What this task involves>
Exclude the pictures and reproduce the remaining data exactly as written.

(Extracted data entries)
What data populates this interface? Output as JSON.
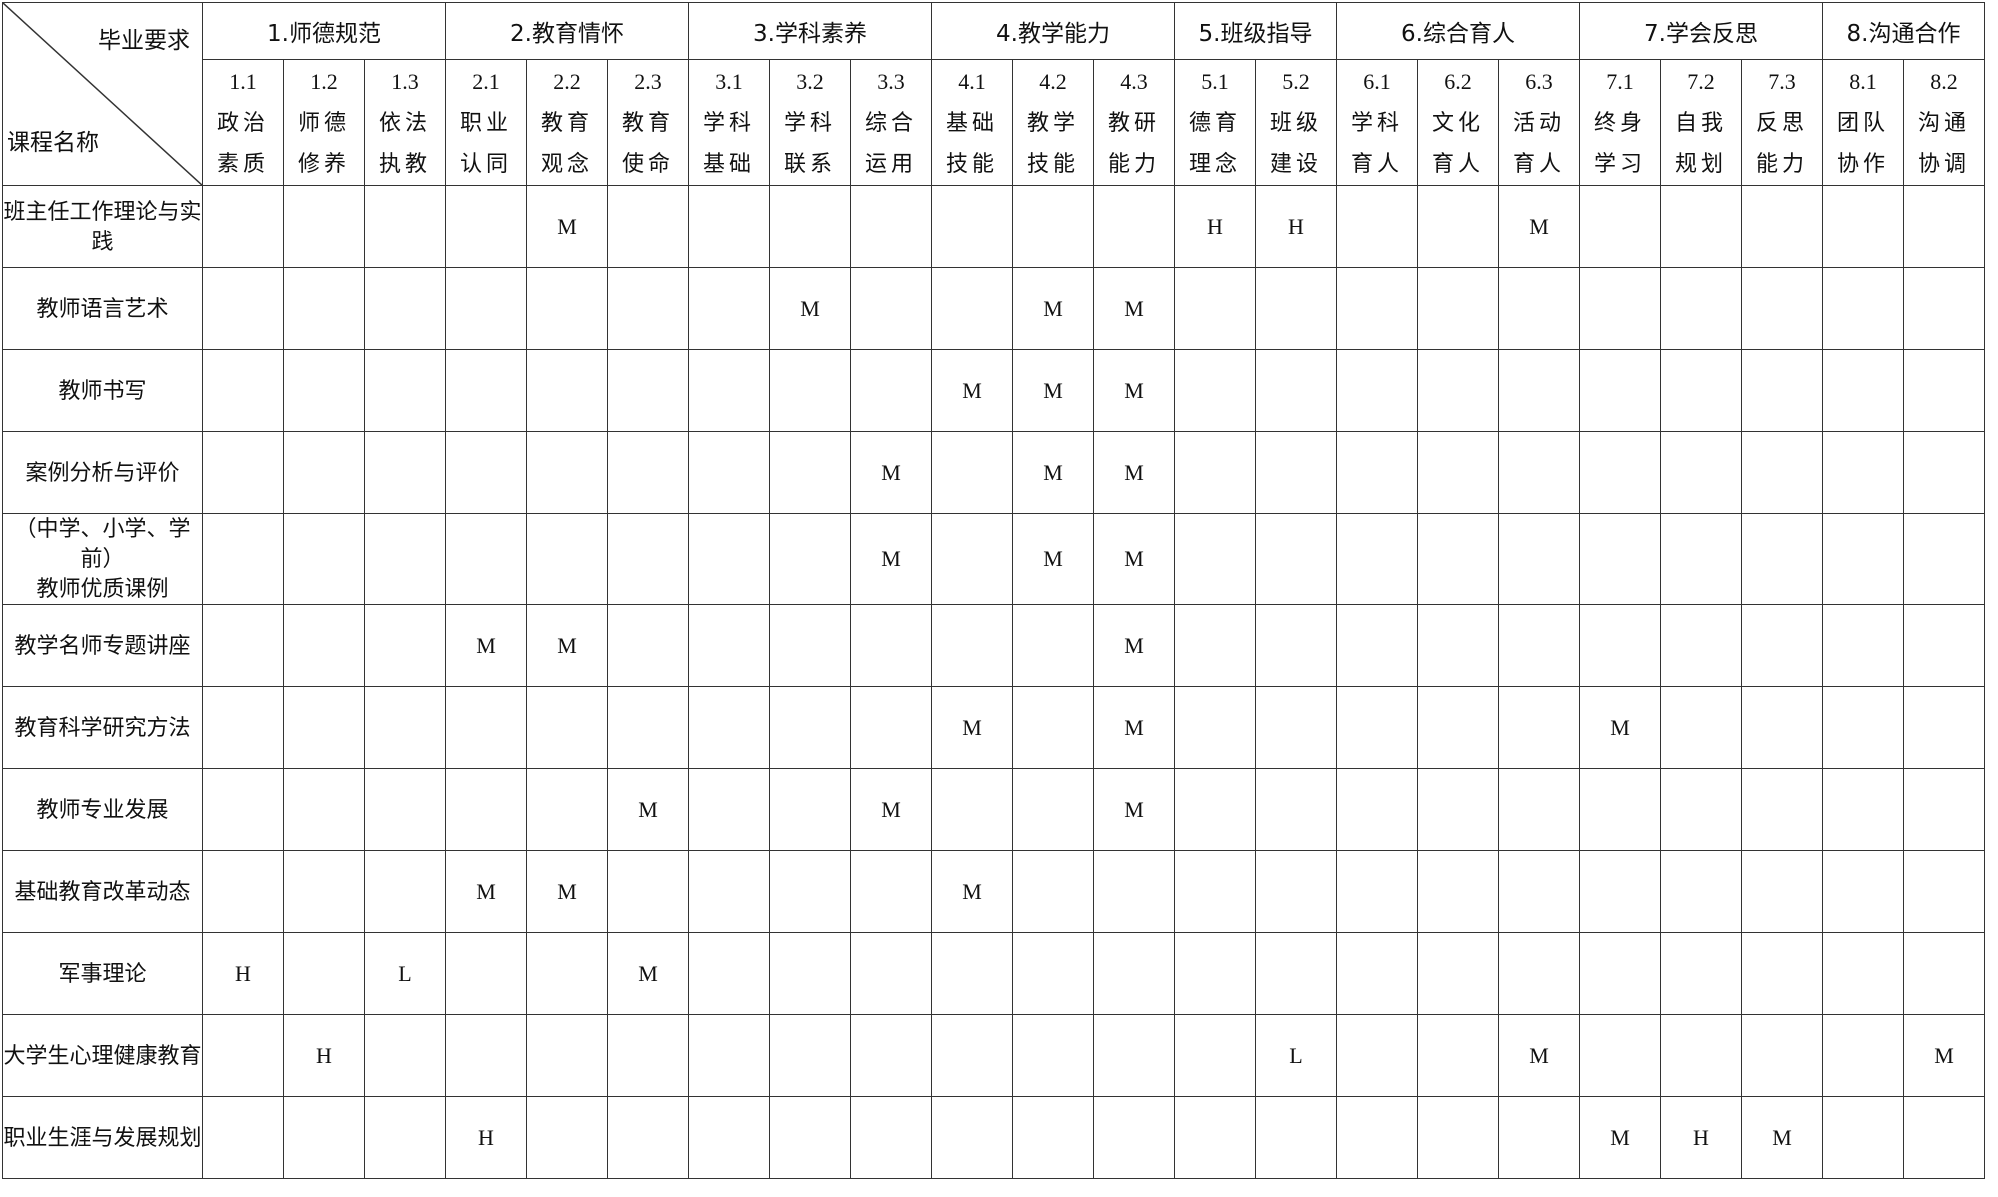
{
  "header": {
    "requirements_label": "毕业要求",
    "course_label": "课程名称",
    "groups": [
      {
        "title": "1.师德规范",
        "items": [
          {
            "code": "1.1",
            "name": "政治素质"
          },
          {
            "code": "1.2",
            "name": "师德修养"
          },
          {
            "code": "1.3",
            "name": "依法执教"
          }
        ]
      },
      {
        "title": "2.教育情怀",
        "items": [
          {
            "code": "2.1",
            "name": "职业认同"
          },
          {
            "code": "2.2",
            "name": "教育观念"
          },
          {
            "code": "2.3",
            "name": "教育使命"
          }
        ]
      },
      {
        "title": "3.学科素养",
        "items": [
          {
            "code": "3.1",
            "name": "学科基础"
          },
          {
            "code": "3.2",
            "name": "学科联系"
          },
          {
            "code": "3.3",
            "name": "综合运用"
          }
        ]
      },
      {
        "title": "4.教学能力",
        "items": [
          {
            "code": "4.1",
            "name": "基础技能"
          },
          {
            "code": "4.2",
            "name": "教学技能"
          },
          {
            "code": "4.3",
            "name": "教研能力"
          }
        ]
      },
      {
        "title": "5.班级指导",
        "items": [
          {
            "code": "5.1",
            "name": "德育理念"
          },
          {
            "code": "5.2",
            "name": "班级建设"
          }
        ]
      },
      {
        "title": "6.综合育人",
        "items": [
          {
            "code": "6.1",
            "name": "学科育人"
          },
          {
            "code": "6.2",
            "name": "文化育人"
          },
          {
            "code": "6.3",
            "name": "活动育人"
          }
        ]
      },
      {
        "title": "7.学会反思",
        "items": [
          {
            "code": "7.1",
            "name": "终身学习"
          },
          {
            "code": "7.2",
            "name": "自我规划"
          },
          {
            "code": "7.3",
            "name": "反思能力"
          }
        ]
      },
      {
        "title": "8.沟通合作",
        "items": [
          {
            "code": "8.1",
            "name": "团队协作"
          },
          {
            "code": "8.2",
            "name": "沟通协调"
          }
        ]
      }
    ]
  },
  "table": {
    "rows": [
      {
        "course": "班主任工作理论与实践",
        "cells": [
          null,
          null,
          null,
          null,
          "M",
          null,
          null,
          null,
          null,
          null,
          null,
          null,
          "H",
          "H",
          null,
          null,
          "M",
          null,
          null,
          null,
          null,
          null
        ]
      },
      {
        "course": "教师语言艺术",
        "cells": [
          null,
          null,
          null,
          null,
          null,
          null,
          null,
          "M",
          null,
          null,
          "M",
          "M",
          null,
          null,
          null,
          null,
          null,
          null,
          null,
          null,
          null,
          null
        ]
      },
      {
        "course": "教师书写",
        "cells": [
          null,
          null,
          null,
          null,
          null,
          null,
          null,
          null,
          null,
          "M",
          "M",
          "M",
          null,
          null,
          null,
          null,
          null,
          null,
          null,
          null,
          null,
          null
        ]
      },
      {
        "course": "案例分析与评价",
        "cells": [
          null,
          null,
          null,
          null,
          null,
          null,
          null,
          null,
          "M",
          null,
          "M",
          "M",
          null,
          null,
          null,
          null,
          null,
          null,
          null,
          null,
          null,
          null
        ]
      },
      {
        "course": "（中学、小学、学前）\n教师优质课例",
        "cells": [
          null,
          null,
          null,
          null,
          null,
          null,
          null,
          null,
          "M",
          null,
          "M",
          "M",
          null,
          null,
          null,
          null,
          null,
          null,
          null,
          null,
          null,
          null
        ]
      },
      {
        "course": "教学名师专题讲座",
        "cells": [
          null,
          null,
          null,
          "M",
          "M",
          null,
          null,
          null,
          null,
          null,
          null,
          "M",
          null,
          null,
          null,
          null,
          null,
          null,
          null,
          null,
          null,
          null
        ]
      },
      {
        "course": "教育科学研究方法",
        "cells": [
          null,
          null,
          null,
          null,
          null,
          null,
          null,
          null,
          null,
          "M",
          null,
          "M",
          null,
          null,
          null,
          null,
          null,
          "M",
          null,
          null,
          null,
          null
        ]
      },
      {
        "course": "教师专业发展",
        "cells": [
          null,
          null,
          null,
          null,
          null,
          "M",
          null,
          null,
          "M",
          null,
          null,
          "M",
          null,
          null,
          null,
          null,
          null,
          null,
          null,
          null,
          null,
          null
        ]
      },
      {
        "course": "基础教育改革动态",
        "cells": [
          null,
          null,
          null,
          "M",
          "M",
          null,
          null,
          null,
          null,
          "M",
          null,
          null,
          null,
          null,
          null,
          null,
          null,
          null,
          null,
          null,
          null,
          null
        ]
      },
      {
        "course": "军事理论",
        "cells": [
          "H",
          null,
          "L",
          null,
          null,
          "M",
          null,
          null,
          null,
          null,
          null,
          null,
          null,
          null,
          null,
          null,
          null,
          null,
          null,
          null,
          null,
          null
        ]
      },
      {
        "course": "大学生心理健康教育",
        "cells": [
          null,
          "H",
          null,
          null,
          null,
          null,
          null,
          null,
          null,
          null,
          null,
          null,
          null,
          "L",
          null,
          null,
          "M",
          null,
          null,
          null,
          null,
          "M"
        ]
      },
      {
        "course": "职业生涯与发展规划",
        "cells": [
          null,
          null,
          null,
          "H",
          null,
          null,
          null,
          null,
          null,
          null,
          null,
          null,
          null,
          null,
          null,
          null,
          null,
          "M",
          "H",
          "M",
          null,
          null
        ]
      }
    ]
  }
}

Written answer>
What data populates this interface? Output as JSON.
{
  "header": {
    "requirements_label": "毕业要求",
    "course_label": "课程名称",
    "groups": [
      {
        "title": "1.师德规范",
        "items": [
          {
            "code": "1.1",
            "name": "政治素质"
          },
          {
            "code": "1.2",
            "name": "师德修养"
          },
          {
            "code": "1.3",
            "name": "依法执教"
          }
        ]
      },
      {
        "title": "2.教育情怀",
        "items": [
          {
            "code": "2.1",
            "name": "职业认同"
          },
          {
            "code": "2.2",
            "name": "教育观念"
          },
          {
            "code": "2.3",
            "name": "教育使命"
          }
        ]
      },
      {
        "title": "3.学科素养",
        "items": [
          {
            "code": "3.1",
            "name": "学科基础"
          },
          {
            "code": "3.2",
            "name": "学科联系"
          },
          {
            "code": "3.3",
            "name": "综合运用"
          }
        ]
      },
      {
        "title": "4.教学能力",
        "items": [
          {
            "code": "4.1",
            "name": "基础技能"
          },
          {
            "code": "4.2",
            "name": "教学技能"
          },
          {
            "code": "4.3",
            "name": "教研能力"
          }
        ]
      },
      {
        "title": "5.班级指导",
        "items": [
          {
            "code": "5.1",
            "name": "德育理念"
          },
          {
            "code": "5.2",
            "name": "班级建设"
          }
        ]
      },
      {
        "title": "6.综合育人",
        "items": [
          {
            "code": "6.1",
            "name": "学科育人"
          },
          {
            "code": "6.2",
            "name": "文化育人"
          },
          {
            "code": "6.3",
            "name": "活动育人"
          }
        ]
      },
      {
        "title": "7.学会反思",
        "items": [
          {
            "code": "7.1",
            "name": "终身学习"
          },
          {
            "code": "7.2",
            "name": "自我规划"
          },
          {
            "code": "7.3",
            "name": "反思能力"
          }
        ]
      },
      {
        "title": "8.沟通合作",
        "items": [
          {
            "code": "8.1",
            "name": "团队协作"
          },
          {
            "code": "8.2",
            "name": "沟通协调"
          }
        ]
      }
    ]
  },
  "table": {
    "rows": [
      {
        "course": "班主任工作理论与实践",
        "cells": [
          null,
          null,
          null,
          null,
          "M",
          null,
          null,
          null,
          null,
          null,
          null,
          null,
          "H",
          "H",
          null,
          null,
          "M",
          null,
          null,
          null,
          null,
          null
        ]
      },
      {
        "course": "教师语言艺术",
        "cells": [
          null,
          null,
          null,
          null,
          null,
          null,
          null,
          "M",
          null,
          null,
          "M",
          "M",
          null,
          null,
          null,
          null,
          null,
          null,
          null,
          null,
          null,
          null
        ]
      },
      {
        "course": "教师书写",
        "cells": [
          null,
          null,
          null,
          null,
          null,
          null,
          null,
          null,
          null,
          "M",
          "M",
          "M",
          null,
          null,
          null,
          null,
          null,
          null,
          null,
          null,
          null,
          null
        ]
      },
      {
        "course": "案例分析与评价",
        "cells": [
          null,
          null,
          null,
          null,
          null,
          null,
          null,
          null,
          "M",
          null,
          "M",
          "M",
          null,
          null,
          null,
          null,
          null,
          null,
          null,
          null,
          null,
          null
        ]
      },
      {
        "course": "（中学、小学、学前）\n教师优质课例",
        "cells": [
          null,
          null,
          null,
          null,
          null,
          null,
          null,
          null,
          "M",
          null,
          "M",
          "M",
          null,
          null,
          null,
          null,
          null,
          null,
          null,
          null,
          null,
          null
        ]
      },
      {
        "course": "教学名师专题讲座",
        "cells": [
          null,
          null,
          null,
          "M",
          "M",
          null,
          null,
          null,
          null,
          null,
          null,
          "M",
          null,
          null,
          null,
          null,
          null,
          null,
          null,
          null,
          null,
          null
        ]
      },
      {
        "course": "教育科学研究方法",
        "cells": [
          null,
          null,
          null,
          null,
          null,
          null,
          null,
          null,
          null,
          "M",
          null,
          "M",
          null,
          null,
          null,
          null,
          null,
          "M",
          null,
          null,
          null,
          null
        ]
      },
      {
        "course": "教师专业发展",
        "cells": [
          null,
          null,
          null,
          null,
          null,
          "M",
          null,
          null,
          "M",
          null,
          null,
          "M",
          null,
          null,
          null,
          null,
          null,
          null,
          null,
          null,
          null,
          null
        ]
      },
      {
        "course": "基础教育改革动态",
        "cells": [
          null,
          null,
          null,
          "M",
          "M",
          null,
          null,
          null,
          null,
          "M",
          null,
          null,
          null,
          null,
          null,
          null,
          null,
          null,
          null,
          null,
          null,
          null
        ]
      },
      {
        "course": "军事理论",
        "cells": [
          "H",
          null,
          "L",
          null,
          null,
          "M",
          null,
          null,
          null,
          null,
          null,
          null,
          null,
          null,
          null,
          null,
          null,
          null,
          null,
          null,
          null,
          null
        ]
      },
      {
        "course": "大学生心理健康教育",
        "cells": [
          null,
          "H",
          null,
          null,
          null,
          null,
          null,
          null,
          null,
          null,
          null,
          null,
          null,
          "L",
          null,
          null,
          "M",
          null,
          null,
          null,
          null,
          "M"
        ]
      },
      {
        "course": "职业生涯与发展规划",
        "cells": [
          null,
          null,
          null,
          "H",
          null,
          null,
          null,
          null,
          null,
          null,
          null,
          null,
          null,
          null,
          null,
          null,
          null,
          "M",
          "H",
          "M",
          null,
          null
        ]
      }
    ]
  }
}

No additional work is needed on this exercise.